##### 제공 자료
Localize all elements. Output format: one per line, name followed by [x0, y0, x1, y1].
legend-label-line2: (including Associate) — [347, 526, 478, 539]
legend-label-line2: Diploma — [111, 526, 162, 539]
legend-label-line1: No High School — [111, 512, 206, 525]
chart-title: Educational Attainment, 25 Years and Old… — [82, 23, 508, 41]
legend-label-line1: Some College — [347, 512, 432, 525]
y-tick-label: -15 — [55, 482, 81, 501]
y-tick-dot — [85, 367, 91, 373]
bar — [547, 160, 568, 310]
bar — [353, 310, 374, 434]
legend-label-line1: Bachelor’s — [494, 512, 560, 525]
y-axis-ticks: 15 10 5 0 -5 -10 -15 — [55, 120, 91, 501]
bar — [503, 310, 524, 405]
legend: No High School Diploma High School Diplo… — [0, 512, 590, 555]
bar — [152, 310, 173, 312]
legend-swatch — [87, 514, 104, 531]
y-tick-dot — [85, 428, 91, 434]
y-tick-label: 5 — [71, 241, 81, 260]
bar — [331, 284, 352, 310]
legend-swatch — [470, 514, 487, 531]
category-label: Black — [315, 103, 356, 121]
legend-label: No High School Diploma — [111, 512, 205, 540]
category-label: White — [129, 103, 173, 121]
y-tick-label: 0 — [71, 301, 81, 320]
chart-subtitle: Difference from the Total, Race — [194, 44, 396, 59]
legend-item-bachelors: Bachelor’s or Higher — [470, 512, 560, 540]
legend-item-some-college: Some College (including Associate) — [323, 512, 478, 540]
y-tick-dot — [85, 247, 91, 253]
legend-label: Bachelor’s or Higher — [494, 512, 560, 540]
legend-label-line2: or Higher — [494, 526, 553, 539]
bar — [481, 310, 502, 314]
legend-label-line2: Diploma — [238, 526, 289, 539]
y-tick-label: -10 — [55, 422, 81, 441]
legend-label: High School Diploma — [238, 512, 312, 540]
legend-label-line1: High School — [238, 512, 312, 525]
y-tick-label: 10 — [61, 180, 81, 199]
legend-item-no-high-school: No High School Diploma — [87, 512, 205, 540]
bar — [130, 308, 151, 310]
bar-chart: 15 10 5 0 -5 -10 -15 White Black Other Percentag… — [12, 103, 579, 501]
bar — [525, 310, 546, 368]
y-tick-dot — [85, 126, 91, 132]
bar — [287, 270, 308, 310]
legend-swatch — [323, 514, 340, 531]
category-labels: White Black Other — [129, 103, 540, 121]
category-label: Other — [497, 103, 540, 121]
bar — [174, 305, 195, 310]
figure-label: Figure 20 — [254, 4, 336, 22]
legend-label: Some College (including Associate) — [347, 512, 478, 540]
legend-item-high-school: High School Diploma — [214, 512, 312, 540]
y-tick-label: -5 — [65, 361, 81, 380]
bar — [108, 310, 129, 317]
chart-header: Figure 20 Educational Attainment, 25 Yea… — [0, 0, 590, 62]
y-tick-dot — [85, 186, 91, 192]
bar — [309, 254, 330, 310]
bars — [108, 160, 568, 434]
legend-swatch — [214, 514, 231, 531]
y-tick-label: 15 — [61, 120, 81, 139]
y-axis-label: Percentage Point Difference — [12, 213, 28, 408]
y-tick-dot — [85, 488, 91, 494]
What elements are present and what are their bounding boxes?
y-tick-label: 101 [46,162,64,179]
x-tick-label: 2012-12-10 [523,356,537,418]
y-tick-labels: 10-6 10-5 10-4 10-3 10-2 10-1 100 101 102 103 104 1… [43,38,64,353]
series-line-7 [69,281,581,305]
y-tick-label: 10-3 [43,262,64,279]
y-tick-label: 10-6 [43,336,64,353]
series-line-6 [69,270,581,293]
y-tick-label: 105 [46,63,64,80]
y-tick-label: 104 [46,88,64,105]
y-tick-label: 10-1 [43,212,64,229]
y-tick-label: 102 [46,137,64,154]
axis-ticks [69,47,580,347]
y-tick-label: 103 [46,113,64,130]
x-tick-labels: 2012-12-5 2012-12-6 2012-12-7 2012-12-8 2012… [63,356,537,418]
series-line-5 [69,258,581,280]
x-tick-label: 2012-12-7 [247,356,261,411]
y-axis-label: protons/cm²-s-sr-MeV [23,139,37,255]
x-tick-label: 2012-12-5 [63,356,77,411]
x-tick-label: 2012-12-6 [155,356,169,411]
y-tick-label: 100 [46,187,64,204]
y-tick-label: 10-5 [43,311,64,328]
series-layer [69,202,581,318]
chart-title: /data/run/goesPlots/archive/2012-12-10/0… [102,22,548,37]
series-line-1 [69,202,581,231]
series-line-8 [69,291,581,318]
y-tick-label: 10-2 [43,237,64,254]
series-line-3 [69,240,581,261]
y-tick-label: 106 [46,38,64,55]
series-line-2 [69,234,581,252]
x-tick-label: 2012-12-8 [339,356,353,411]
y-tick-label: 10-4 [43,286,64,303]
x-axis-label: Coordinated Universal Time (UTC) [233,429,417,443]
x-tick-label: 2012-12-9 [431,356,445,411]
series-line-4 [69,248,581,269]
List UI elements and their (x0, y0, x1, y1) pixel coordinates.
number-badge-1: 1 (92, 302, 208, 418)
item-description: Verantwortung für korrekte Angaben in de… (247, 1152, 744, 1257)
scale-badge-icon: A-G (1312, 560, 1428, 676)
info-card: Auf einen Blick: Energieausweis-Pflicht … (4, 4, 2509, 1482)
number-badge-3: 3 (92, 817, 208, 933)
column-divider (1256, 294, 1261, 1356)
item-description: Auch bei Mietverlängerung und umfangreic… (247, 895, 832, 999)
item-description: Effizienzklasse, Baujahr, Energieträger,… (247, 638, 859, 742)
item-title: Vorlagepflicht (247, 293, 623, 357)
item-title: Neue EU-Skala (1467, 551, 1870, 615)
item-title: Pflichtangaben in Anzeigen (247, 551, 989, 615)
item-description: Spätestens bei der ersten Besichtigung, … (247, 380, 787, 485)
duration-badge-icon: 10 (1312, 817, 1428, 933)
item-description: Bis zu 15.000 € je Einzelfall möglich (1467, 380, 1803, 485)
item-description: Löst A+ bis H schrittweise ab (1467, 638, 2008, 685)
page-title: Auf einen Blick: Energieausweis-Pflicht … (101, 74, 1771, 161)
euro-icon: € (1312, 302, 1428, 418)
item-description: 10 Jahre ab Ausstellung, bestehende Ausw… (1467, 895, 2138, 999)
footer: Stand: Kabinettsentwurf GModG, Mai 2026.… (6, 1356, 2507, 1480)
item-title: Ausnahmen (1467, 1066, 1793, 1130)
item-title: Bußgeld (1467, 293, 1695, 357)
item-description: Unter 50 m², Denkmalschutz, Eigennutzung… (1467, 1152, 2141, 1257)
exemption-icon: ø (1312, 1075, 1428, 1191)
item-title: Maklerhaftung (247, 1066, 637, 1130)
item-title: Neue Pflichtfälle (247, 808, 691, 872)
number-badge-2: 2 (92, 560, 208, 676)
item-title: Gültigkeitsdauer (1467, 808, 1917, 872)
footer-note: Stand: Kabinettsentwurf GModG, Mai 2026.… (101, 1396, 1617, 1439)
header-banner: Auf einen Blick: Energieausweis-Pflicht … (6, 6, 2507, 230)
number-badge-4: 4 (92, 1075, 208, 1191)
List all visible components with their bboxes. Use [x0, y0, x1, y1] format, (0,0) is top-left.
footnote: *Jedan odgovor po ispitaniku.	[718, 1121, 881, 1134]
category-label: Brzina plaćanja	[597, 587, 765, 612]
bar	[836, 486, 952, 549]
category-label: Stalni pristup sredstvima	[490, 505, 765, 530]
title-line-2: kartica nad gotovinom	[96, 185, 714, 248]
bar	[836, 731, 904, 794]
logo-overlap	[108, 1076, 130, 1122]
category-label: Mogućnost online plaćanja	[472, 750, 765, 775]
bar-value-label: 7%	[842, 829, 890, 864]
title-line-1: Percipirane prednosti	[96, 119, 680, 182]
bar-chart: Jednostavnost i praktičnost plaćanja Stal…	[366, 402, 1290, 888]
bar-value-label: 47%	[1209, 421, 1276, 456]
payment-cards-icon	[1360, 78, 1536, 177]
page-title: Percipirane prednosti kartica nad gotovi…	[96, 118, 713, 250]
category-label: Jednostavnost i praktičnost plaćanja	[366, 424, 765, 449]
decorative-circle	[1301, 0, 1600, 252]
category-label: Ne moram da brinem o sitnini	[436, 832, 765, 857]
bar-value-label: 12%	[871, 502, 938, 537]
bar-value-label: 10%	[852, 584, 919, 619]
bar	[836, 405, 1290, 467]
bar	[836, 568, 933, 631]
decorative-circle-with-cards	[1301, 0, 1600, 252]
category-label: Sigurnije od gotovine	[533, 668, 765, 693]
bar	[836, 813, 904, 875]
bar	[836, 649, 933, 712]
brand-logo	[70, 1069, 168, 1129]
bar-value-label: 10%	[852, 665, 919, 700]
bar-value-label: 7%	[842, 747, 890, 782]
##########
> **과제 요구 사항**:
자료의 첫 행부터 "figure-label: Figure 20 — [254, 4, 336, 22]"가 들어 있는 행까지를 다시 쓰되, "y-tick-dot"를 "y-tick-marker"로 바꾸고 나머지는 그대로 두시오.

> **연습 문제 정답**:
Localize all elements. Output format: one per line, name followed by [x0, y0, x1, y1].
legend-label-line2: (including Associate) — [347, 526, 478, 539]
legend-label-line2: Diploma — [111, 526, 162, 539]
legend-label-line1: No High School — [111, 512, 206, 525]
chart-title: Educational Attainment, 25 Years and Old… — [82, 23, 508, 41]
legend-label-line1: Some College — [347, 512, 432, 525]
y-tick-label: -15 — [55, 482, 81, 501]
y-tick-marker — [85, 367, 91, 373]
bar — [547, 160, 568, 310]
bar — [353, 310, 374, 434]
legend-label-line1: Bachelor’s — [494, 512, 560, 525]
y-axis-ticks: 15 10 5 0 -5 -10 -15 — [55, 120, 91, 501]
bar — [503, 310, 524, 405]
legend: No High School Diploma High School Diplo… — [0, 512, 590, 555]
bar — [152, 310, 173, 312]
legend-swatch — [87, 514, 104, 531]
y-tick-marker — [85, 428, 91, 434]
y-tick-label: 5 — [71, 241, 81, 260]
bar — [331, 284, 352, 310]
legend-swatch — [470, 514, 487, 531]
category-label: Black — [315, 103, 356, 121]
legend-label: No High School Diploma — [111, 512, 205, 540]
category-label: White — [129, 103, 173, 121]
y-tick-label: 0 — [71, 301, 81, 320]
chart-subtitle: Difference from the Total, Race — [194, 44, 396, 59]
legend-item-bachelors: Bachelor’s or Higher — [470, 512, 560, 540]
legend-item-some-college: Some College (including Associate) — [323, 512, 478, 540]
y-tick-marker — [85, 247, 91, 253]
legend-label: Bachelor’s or Higher — [494, 512, 560, 540]
legend-label-line2: or Higher — [494, 526, 553, 539]
bar — [481, 310, 502, 314]
legend-label-line2: Diploma — [238, 526, 289, 539]
y-tick-label: -10 — [55, 422, 81, 441]
legend-label: High School Diploma — [238, 512, 312, 540]
legend-label-line1: High School — [238, 512, 312, 525]
y-tick-label: 10 — [61, 180, 81, 199]
legend-item-no-high-school: No High School Diploma — [87, 512, 205, 540]
bar — [130, 308, 151, 310]
bar-chart: 15 10 5 0 -5 -10 -15 White Black Other Percentag… — [12, 103, 579, 501]
bar — [525, 310, 546, 368]
y-tick-marker — [85, 126, 91, 132]
bar — [287, 270, 308, 310]
legend-swatch — [323, 514, 340, 531]
category-labels: White Black Other — [129, 103, 540, 121]
category-label: Other — [497, 103, 540, 121]
bar — [174, 305, 195, 310]
figure-label: Figure 20 — [254, 4, 336, 22]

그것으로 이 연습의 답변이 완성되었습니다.